## [What needs to be done]
Of the lines listed below, how many contain the string "normaal"? Answer with the number alone.

[START OF Records shown]

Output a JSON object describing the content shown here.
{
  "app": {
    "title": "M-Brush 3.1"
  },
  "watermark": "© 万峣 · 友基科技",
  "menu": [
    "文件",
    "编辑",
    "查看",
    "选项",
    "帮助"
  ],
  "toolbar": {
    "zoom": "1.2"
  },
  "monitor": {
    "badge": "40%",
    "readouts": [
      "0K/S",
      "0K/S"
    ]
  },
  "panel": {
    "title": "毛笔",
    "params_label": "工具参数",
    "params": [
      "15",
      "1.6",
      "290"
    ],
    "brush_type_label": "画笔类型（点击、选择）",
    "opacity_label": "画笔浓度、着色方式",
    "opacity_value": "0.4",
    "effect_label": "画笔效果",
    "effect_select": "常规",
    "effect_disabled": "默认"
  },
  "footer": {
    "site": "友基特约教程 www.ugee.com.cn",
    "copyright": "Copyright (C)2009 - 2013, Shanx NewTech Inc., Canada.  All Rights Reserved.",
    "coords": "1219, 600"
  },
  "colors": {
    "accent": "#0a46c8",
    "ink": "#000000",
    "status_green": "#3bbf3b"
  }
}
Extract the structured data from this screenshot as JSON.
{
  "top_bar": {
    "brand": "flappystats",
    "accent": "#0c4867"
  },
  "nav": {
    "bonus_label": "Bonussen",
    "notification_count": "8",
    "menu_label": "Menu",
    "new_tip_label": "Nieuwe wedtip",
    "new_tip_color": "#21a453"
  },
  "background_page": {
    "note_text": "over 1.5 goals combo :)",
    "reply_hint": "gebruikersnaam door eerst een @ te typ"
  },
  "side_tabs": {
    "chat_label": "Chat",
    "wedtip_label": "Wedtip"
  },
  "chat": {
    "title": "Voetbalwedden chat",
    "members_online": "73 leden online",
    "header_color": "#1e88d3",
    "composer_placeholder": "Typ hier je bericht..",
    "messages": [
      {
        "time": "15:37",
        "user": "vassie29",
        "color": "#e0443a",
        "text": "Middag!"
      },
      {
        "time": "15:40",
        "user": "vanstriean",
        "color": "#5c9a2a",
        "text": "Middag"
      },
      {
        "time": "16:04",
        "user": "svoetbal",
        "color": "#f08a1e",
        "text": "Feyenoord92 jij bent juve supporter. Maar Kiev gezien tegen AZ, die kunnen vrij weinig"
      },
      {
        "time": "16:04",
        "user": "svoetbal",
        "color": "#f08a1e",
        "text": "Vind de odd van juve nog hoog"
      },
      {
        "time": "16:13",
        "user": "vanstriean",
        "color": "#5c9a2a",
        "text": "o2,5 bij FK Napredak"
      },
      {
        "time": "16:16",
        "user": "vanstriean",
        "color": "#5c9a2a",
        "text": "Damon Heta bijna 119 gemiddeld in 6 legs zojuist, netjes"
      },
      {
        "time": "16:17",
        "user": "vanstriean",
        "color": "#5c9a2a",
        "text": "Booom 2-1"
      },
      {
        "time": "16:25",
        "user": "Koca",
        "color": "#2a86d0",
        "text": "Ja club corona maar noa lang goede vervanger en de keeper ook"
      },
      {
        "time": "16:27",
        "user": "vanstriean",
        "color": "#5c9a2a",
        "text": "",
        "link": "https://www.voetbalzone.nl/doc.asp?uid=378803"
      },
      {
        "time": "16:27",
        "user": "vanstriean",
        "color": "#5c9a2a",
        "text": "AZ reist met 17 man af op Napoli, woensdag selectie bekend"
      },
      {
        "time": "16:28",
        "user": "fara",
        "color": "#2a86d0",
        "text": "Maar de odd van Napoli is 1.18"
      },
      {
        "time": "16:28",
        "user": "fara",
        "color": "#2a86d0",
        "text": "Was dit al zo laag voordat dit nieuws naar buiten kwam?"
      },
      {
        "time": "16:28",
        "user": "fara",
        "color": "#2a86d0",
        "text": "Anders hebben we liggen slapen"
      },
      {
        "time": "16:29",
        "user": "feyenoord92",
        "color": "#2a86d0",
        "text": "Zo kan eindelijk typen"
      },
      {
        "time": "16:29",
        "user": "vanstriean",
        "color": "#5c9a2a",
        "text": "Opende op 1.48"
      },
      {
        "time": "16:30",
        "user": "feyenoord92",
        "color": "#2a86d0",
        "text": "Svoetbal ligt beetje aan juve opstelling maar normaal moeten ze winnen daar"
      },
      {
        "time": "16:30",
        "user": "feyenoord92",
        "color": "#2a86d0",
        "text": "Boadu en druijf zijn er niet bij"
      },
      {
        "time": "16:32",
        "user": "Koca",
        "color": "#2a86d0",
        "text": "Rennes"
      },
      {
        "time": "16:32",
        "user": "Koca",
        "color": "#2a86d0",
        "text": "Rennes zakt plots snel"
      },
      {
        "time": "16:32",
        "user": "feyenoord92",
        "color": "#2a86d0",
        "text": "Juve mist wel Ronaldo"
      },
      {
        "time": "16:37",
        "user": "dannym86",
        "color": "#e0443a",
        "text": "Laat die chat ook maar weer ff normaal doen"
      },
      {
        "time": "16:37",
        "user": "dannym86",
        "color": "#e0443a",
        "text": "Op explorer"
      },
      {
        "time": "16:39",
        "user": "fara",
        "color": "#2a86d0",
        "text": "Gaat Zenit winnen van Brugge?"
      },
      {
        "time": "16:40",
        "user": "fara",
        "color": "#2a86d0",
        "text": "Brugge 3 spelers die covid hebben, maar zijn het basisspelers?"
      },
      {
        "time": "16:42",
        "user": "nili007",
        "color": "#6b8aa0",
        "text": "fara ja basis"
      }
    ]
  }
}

[END OF Records shown]

## [Answer to the exercise]
2